◆ **EXERCISE REQUIREMENTS**: Search the data for the word "frac" and copy every line that contains it.

◆ **MATERIAL FOR THIS TASK**:
____
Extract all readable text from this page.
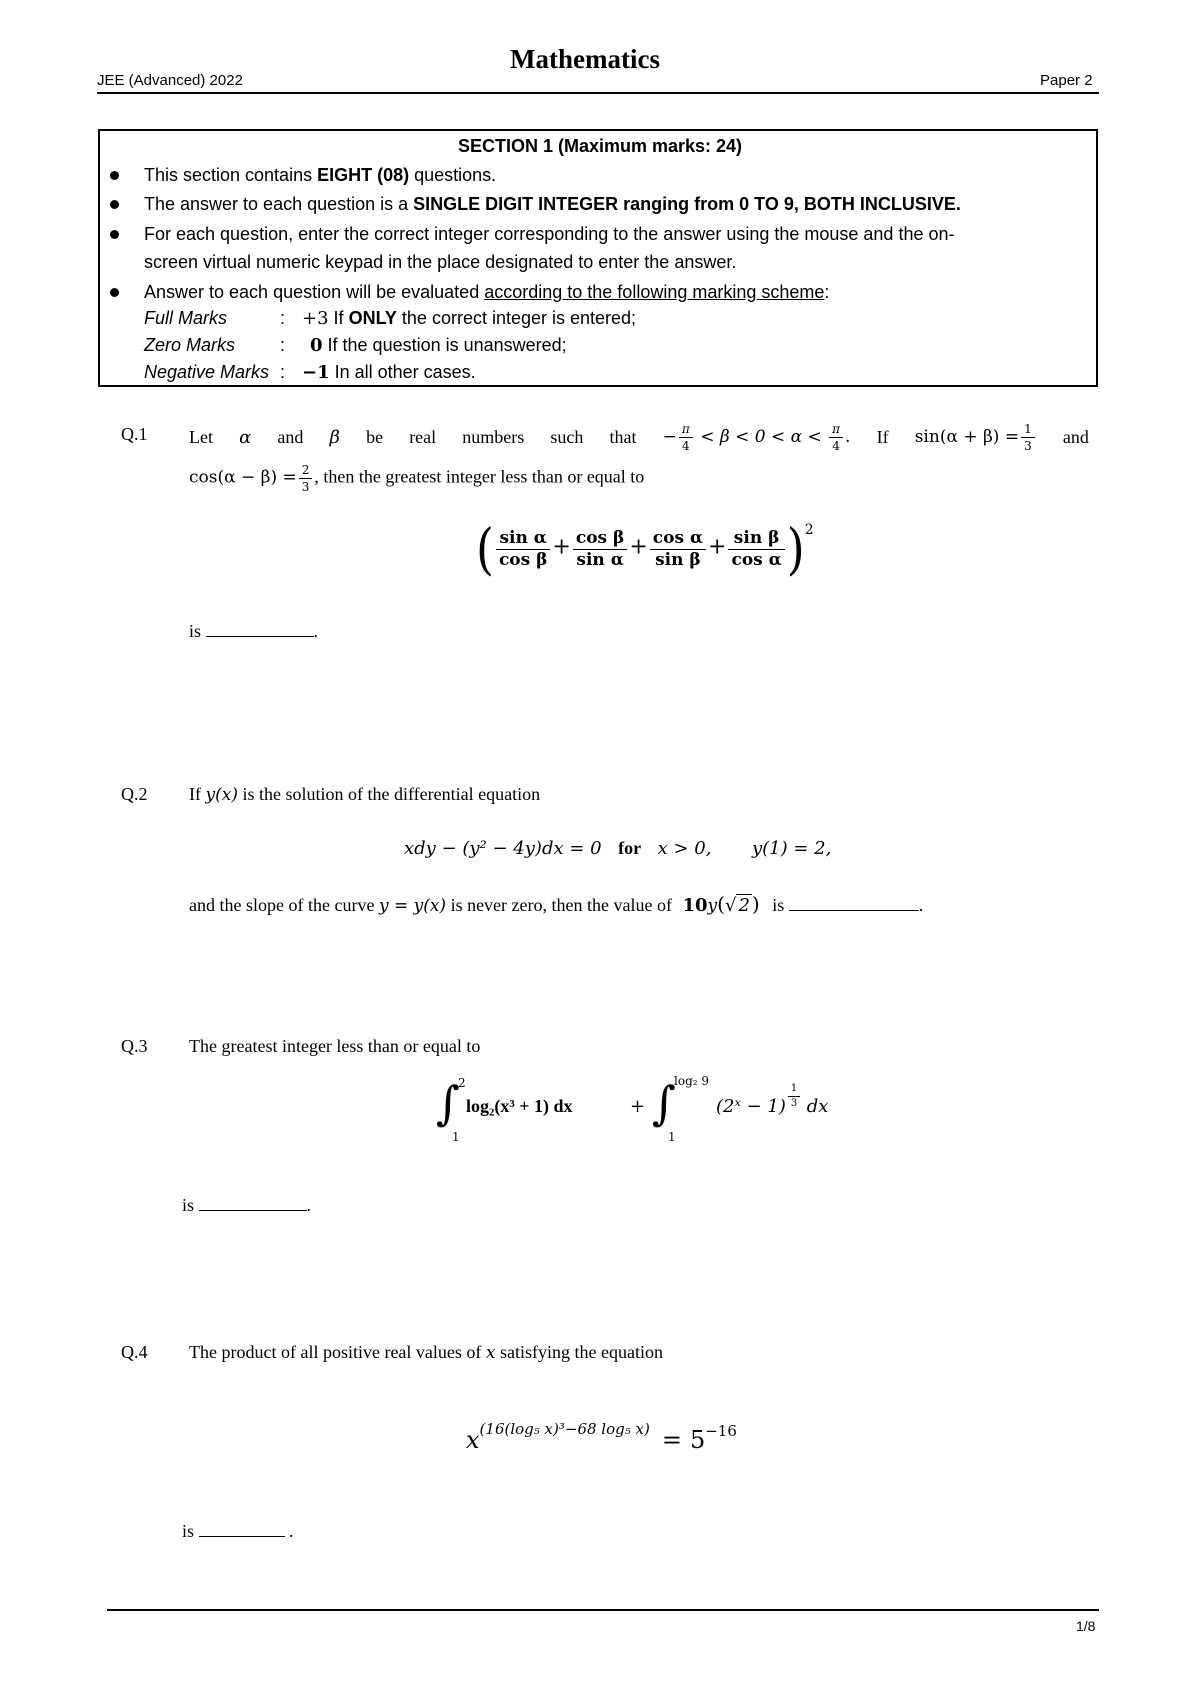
Mathematics
JEE (Advanced) 2022	Paper 2
SECTION 1 (Maximum marks: 24)
This section contains EIGHT (08) questions.
The answer to each question is a SINGLE DIGIT INTEGER ranging from 0 TO 9, BOTH INCLUSIVE.
For each question, enter the correct integer corresponding to the answer using the mouse and the on-
screen virtual numeric keypad in the place designated to enter the answer.
Answer to each question will be evaluated according to the following marking scheme:
Full Marks	: +3 If ONLY the correct integer is entered;
Zero Marks : 0 If the question is unanswered;
Negative Marks : −1 In all other cases.
Q.1 Let α and β be real numbers such that − $\frac{\pi}{4} < \beta < 0 < \alpha < \frac{\pi}{4}$ . If $\sin(\alpha + \beta) = \frac{1}{3}$ and
$\cos(\alpha - \beta) = \frac{2}{3}$ , then the greatest integer less than or equal to
( $\frac{\text{sin α}}{\text{cos β}} + \frac{\text{cos β}}{\text{sin α}} + \frac{\text{cos α}}{\text{sin β}} + \frac{\text{sin β}}{\text{cos α}} )^2$
is	.
Q.2 If y(x) is the solution of the differential equation
xdy − (y² − 4y)dx = 0 for x > 0, y(1) = 2,
and the slope of the curve y = y(x) is never zero, then the value of 10y(√ 2 ) is	.
Q.3 The greatest integer less than or equal to
∫
2
1
log₂(x³ + 1) dx	+ ∫
log₂ 9
1
(2ˣ − $1) \frac{1}{3}$ dx
is	.
Q.4 The product of all positive real values of x satisfying the equation
$x^{(16(log_5 x)^3-68 log_5 x)} = 5^{-16}$
is	.
1/8
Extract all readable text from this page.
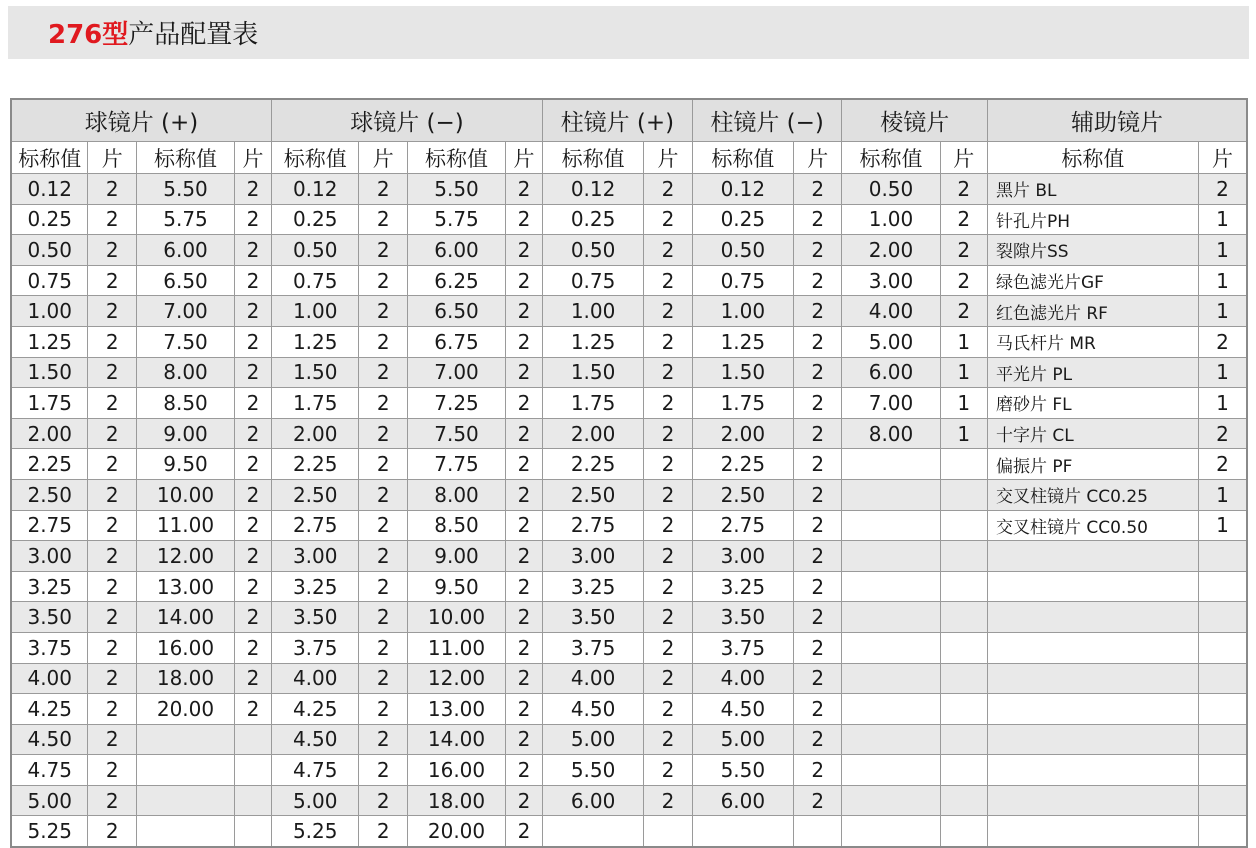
276型 产品配置表
球镜片 (+)				球镜片 (−)				柱镜片 (+)		柱镜片 (−)		棱镜片		辅助镜片	
标称值	片	标称值	片	标称值	片	标称值	片	标称值	片	标称值	片	标称值	片	标称值	片
0.12	2	5.50	2	0.12	2	5.50	2	0.12	2	0.12	2	0.50	2	黑片 BL	2
0.25	2	5.75	2	0.25	2	5.75	2	0.25	2	0.25	2	1.00	2	针孔片PH	1
0.50	2	6.00	2	0.50	2	6.00	2	0.50	2	0.50	2	2.00	2	裂隙片SS	1
0.75	2	6.50	2	0.75	2	6.25	2	0.75	2	0.75	2	3.00	2	绿色滤光片GF	1
1.00	2	7.00	2	1.00	2	6.50	2	1.00	2	1.00	2	4.00	2	红色滤光片 RF	1
1.25	2	7.50	2	1.25	2	6.75	2	1.25	2	1.25	2	5.00	1	马氏杆片 MR	2
1.50	2	8.00	2	1.50	2	7.00	2	1.50	2	1.50	2	6.00	1	平光片 PL	1
1.75	2	8.50	2	1.75	2	7.25	2	1.75	2	1.75	2	7.00	1	磨砂片 FL	1
2.00	2	9.00	2	2.00	2	7.50	2	2.00	2	2.00	2	8.00	1	十字片 CL	2
2.25	2	9.50	2	2.25	2	7.75	2	2.25	2	2.25	2			偏振片 PF	2
2.50	2	10.00	2	2.50	2	8.00	2	2.50	2	2.50	2			交叉柱镜片 CC0.25	1
2.75	2	11.00	2	2.75	2	8.50	2	2.75	2	2.75	2			交叉柱镜片 CC0.50	1
3.00	2	12.00	2	3.00	2	9.00	2	3.00	2	3.00	2				
3.25	2	13.00	2	3.25	2	9.50	2	3.25	2	3.25	2				
3.50	2	14.00	2	3.50	2	10.00	2	3.50	2	3.50	2				
3.75	2	16.00	2	3.75	2	11.00	2	3.75	2	3.75	2				
4.00	2	18.00	2	4.00	2	12.00	2	4.00	2	4.00	2				
4.25	2	20.00	2	4.25	2	13.00	2	4.50	2	4.50	2				
4.50	2			4.50	2	14.00	2	5.00	2	5.00	2				
4.75	2			4.75	2	16.00	2	5.50	2	5.50	2				
5.00	2			5.00	2	18.00	2	6.00	2	6.00	2				
5.25	2			5.25	2	20.00	2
____
◆ **TASK OUTPUT**:
Q.1 Let α and β be real numbers such that − $\frac{\pi}{4} < \beta < 0 < \alpha < \frac{\pi}{4}$ . If $\sin(\alpha + \beta) = \frac{1}{3}$ and
$\cos(\alpha - \beta) = \frac{2}{3}$ , then the greatest integer less than or equal to
( $\frac{\text{sin α}}{\text{cos β}} + \frac{\text{cos β}}{\text{sin α}} + \frac{\text{cos α}}{\text{sin β}} + \frac{\text{sin β}}{\text{cos α}} )^2$
(2ˣ − $1) \frac{1}{3}$ dx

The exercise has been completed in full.